Copy each line in which the string "highlight" occurs.

▶ _Extracted information_:

########################################

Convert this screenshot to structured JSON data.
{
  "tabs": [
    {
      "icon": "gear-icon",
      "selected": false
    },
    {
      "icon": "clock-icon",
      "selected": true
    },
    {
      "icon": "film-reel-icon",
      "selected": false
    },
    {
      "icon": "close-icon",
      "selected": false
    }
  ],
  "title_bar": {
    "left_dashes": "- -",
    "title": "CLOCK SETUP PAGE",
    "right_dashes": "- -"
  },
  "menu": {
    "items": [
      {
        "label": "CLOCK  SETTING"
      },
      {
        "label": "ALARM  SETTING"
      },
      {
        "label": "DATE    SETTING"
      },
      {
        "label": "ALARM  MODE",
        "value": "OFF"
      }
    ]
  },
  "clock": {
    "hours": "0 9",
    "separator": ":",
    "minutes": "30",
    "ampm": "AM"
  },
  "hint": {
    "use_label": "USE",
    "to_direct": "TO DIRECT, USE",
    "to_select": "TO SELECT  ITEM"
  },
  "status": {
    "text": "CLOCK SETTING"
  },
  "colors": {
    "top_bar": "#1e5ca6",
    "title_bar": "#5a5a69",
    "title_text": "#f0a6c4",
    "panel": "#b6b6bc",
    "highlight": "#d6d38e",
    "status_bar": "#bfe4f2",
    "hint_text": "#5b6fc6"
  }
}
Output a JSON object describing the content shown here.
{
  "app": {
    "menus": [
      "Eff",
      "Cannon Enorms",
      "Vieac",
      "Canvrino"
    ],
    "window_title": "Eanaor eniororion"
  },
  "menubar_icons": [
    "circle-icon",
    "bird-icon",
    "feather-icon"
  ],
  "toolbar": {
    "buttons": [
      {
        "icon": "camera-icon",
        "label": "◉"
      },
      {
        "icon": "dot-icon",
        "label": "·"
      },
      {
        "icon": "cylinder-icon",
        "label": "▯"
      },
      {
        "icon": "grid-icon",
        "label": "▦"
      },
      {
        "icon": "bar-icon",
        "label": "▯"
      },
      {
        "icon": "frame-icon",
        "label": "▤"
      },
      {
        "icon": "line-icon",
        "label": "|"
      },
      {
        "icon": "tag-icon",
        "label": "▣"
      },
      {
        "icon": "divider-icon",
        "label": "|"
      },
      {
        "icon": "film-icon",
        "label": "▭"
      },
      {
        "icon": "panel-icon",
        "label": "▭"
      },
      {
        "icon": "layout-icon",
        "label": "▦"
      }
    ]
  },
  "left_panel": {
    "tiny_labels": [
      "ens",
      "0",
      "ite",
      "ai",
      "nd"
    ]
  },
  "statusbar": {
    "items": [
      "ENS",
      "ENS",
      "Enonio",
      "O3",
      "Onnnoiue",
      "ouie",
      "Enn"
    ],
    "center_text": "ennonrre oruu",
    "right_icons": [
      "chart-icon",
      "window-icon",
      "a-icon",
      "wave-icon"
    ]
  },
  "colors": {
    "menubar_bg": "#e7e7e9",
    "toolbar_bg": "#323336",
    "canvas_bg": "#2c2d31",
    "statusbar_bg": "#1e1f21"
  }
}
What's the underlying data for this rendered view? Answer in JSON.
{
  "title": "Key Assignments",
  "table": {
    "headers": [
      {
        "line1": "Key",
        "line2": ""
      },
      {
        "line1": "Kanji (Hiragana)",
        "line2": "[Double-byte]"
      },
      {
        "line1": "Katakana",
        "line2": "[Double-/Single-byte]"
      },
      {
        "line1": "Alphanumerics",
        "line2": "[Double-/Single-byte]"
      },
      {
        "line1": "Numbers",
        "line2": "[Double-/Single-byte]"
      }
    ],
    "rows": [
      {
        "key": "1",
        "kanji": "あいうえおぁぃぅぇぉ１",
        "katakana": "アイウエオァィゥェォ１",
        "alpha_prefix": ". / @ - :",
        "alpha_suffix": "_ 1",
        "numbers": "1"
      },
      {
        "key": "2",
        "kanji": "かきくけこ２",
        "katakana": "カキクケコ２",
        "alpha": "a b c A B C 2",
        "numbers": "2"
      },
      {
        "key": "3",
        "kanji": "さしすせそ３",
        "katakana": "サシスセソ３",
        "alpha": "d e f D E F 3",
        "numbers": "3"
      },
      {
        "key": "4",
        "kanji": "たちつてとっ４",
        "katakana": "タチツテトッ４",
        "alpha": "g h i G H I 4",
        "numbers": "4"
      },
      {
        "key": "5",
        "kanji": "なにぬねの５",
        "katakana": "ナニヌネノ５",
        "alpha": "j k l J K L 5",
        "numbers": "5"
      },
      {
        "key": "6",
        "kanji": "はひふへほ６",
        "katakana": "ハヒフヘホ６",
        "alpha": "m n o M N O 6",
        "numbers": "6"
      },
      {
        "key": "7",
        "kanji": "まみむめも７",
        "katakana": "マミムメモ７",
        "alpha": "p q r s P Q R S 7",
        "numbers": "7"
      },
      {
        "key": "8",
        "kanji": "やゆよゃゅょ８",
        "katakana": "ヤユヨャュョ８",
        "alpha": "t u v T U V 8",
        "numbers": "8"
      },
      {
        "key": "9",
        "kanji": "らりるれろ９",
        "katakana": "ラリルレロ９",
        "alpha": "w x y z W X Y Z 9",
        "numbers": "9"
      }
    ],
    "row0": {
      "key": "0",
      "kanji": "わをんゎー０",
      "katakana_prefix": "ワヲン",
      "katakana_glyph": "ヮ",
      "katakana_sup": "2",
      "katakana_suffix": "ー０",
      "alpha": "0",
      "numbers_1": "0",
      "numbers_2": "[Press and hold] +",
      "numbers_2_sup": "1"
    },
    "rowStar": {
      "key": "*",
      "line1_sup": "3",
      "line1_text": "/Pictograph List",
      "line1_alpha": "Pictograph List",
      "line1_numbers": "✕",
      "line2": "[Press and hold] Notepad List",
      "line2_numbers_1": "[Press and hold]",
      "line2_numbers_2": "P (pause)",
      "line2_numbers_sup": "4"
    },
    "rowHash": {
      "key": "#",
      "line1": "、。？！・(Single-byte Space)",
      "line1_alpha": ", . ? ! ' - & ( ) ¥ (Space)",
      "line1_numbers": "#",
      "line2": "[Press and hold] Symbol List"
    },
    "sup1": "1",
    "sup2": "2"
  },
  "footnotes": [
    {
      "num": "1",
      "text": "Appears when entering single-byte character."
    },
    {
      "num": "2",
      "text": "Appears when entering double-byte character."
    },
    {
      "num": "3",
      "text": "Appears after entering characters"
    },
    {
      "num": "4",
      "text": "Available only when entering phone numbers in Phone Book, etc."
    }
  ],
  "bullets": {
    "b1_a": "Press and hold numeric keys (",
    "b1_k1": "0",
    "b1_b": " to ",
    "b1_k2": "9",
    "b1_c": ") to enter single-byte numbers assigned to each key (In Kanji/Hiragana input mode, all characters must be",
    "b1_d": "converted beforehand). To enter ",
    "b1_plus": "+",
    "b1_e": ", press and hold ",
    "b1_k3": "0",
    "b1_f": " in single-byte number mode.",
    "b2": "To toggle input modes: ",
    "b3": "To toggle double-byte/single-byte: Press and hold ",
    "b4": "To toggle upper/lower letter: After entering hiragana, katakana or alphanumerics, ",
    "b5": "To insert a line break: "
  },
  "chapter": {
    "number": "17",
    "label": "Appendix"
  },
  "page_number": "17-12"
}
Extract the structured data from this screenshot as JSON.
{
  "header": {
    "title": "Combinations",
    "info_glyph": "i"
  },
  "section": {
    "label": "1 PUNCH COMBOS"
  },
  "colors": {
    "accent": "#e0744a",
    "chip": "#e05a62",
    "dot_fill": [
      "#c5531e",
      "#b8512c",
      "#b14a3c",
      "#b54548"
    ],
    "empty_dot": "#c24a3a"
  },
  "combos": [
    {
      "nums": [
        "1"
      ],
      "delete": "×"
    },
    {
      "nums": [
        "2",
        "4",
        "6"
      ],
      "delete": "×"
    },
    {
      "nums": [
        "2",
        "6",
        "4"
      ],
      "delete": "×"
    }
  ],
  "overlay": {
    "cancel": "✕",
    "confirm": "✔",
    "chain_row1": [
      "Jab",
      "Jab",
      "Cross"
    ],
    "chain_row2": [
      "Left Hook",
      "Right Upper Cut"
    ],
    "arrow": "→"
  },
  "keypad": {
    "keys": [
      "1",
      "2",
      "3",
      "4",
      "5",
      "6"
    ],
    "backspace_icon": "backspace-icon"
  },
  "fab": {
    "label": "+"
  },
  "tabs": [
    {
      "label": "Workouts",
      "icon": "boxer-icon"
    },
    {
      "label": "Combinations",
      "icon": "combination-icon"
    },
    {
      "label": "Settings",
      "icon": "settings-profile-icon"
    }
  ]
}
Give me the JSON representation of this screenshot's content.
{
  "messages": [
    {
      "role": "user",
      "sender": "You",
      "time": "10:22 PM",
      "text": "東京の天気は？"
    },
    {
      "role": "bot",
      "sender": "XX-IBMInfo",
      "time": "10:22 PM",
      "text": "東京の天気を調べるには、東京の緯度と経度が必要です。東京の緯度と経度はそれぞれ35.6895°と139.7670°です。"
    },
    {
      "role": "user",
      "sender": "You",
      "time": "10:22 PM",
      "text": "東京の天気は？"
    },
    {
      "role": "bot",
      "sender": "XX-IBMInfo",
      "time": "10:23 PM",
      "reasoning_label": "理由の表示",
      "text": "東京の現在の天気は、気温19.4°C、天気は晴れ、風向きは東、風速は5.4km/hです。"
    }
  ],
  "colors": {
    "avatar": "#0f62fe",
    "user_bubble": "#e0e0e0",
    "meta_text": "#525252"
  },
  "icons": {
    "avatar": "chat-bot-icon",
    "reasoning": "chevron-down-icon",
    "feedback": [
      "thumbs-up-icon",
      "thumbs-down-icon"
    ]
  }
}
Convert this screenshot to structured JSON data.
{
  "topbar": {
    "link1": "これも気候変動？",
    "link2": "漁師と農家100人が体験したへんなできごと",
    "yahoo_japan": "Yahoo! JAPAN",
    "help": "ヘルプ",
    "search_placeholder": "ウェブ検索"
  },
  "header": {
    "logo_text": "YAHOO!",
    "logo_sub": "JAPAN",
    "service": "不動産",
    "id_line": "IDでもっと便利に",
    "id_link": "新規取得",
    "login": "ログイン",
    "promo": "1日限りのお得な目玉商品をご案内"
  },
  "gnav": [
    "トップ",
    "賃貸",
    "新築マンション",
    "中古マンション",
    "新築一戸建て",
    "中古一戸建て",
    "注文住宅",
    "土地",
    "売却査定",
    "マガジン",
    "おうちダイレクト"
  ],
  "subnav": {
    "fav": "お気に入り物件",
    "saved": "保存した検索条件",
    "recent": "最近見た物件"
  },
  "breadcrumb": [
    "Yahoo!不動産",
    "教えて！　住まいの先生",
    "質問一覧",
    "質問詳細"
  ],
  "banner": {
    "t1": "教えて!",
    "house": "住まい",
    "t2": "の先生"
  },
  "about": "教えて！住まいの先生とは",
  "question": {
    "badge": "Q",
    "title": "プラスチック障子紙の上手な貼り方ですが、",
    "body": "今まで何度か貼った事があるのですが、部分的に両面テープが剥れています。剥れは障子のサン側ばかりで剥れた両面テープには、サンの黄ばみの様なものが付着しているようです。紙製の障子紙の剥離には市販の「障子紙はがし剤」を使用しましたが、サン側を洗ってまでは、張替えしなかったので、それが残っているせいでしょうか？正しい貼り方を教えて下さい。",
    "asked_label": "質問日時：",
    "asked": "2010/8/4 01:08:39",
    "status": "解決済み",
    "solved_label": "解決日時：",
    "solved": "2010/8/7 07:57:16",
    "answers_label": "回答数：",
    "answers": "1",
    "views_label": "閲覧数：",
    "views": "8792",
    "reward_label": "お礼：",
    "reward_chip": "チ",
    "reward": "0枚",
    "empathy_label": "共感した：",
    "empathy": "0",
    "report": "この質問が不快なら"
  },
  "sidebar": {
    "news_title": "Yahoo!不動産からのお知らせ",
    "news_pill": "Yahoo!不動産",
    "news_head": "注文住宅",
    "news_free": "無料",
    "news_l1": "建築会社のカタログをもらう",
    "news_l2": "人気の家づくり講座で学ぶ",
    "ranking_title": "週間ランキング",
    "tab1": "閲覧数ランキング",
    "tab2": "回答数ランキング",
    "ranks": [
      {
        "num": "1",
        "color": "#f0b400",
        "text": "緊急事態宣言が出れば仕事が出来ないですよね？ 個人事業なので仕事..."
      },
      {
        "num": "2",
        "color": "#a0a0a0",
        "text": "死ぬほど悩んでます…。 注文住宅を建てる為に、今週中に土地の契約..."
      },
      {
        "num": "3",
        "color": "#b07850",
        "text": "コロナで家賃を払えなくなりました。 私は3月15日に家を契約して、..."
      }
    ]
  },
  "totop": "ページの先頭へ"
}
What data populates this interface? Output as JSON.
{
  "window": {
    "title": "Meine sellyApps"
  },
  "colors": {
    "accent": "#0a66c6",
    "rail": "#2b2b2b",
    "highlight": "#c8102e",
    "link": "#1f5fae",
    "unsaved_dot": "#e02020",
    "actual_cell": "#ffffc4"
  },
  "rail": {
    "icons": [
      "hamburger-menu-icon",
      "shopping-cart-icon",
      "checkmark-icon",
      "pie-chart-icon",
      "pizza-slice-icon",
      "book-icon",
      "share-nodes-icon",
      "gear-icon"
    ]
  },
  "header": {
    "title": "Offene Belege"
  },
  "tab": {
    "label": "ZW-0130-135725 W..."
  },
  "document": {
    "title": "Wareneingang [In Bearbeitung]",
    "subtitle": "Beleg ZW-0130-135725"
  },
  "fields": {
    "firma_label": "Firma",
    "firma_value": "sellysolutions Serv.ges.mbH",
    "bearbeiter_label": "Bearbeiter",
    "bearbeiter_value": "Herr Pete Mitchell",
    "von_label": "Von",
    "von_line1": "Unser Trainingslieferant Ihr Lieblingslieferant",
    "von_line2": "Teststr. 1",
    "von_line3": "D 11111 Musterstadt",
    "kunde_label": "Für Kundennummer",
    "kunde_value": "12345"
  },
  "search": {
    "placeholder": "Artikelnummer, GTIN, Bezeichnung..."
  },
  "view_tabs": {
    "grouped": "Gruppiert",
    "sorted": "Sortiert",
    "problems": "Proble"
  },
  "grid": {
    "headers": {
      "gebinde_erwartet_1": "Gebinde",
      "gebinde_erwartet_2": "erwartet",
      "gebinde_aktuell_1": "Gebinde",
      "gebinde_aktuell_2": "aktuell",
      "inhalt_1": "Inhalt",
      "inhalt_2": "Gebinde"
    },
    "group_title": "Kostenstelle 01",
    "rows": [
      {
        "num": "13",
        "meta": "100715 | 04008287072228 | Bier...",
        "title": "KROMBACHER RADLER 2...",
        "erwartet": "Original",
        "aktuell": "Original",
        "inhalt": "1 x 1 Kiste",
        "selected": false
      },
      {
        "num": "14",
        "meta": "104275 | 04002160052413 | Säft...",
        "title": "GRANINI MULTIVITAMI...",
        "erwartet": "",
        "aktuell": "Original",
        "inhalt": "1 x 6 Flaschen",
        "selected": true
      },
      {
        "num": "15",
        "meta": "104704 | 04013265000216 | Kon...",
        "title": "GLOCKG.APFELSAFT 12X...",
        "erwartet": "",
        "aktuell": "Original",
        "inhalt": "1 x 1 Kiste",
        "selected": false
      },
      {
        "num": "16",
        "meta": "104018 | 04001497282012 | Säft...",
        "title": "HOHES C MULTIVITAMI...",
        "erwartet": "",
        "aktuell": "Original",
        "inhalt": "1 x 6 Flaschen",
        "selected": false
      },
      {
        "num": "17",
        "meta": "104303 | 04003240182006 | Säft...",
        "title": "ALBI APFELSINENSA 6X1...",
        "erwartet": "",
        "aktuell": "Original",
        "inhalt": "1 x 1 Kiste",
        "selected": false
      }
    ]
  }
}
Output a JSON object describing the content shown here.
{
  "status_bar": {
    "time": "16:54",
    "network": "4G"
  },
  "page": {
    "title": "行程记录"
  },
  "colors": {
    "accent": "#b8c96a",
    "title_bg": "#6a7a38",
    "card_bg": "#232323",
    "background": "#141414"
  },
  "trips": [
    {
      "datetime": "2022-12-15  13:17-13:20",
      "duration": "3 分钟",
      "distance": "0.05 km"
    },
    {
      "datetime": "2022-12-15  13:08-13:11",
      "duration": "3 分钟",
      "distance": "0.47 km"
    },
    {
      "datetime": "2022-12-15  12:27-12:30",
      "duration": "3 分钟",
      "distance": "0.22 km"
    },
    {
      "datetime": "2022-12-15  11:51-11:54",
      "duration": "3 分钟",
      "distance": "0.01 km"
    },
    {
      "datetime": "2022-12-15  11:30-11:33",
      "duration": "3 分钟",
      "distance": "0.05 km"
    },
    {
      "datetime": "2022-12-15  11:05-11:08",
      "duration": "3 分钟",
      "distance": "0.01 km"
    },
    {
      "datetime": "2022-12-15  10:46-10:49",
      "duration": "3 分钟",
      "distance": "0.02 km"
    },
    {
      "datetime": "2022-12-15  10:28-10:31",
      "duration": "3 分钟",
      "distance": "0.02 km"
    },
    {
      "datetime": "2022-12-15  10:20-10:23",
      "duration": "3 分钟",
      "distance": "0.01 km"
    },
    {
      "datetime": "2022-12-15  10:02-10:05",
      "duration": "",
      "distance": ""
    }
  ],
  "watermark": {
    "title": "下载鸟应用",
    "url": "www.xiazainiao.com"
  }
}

########################################

▶ _Result_:
    "highlight": "#d6d38e",
    "highlight": "#c8102e",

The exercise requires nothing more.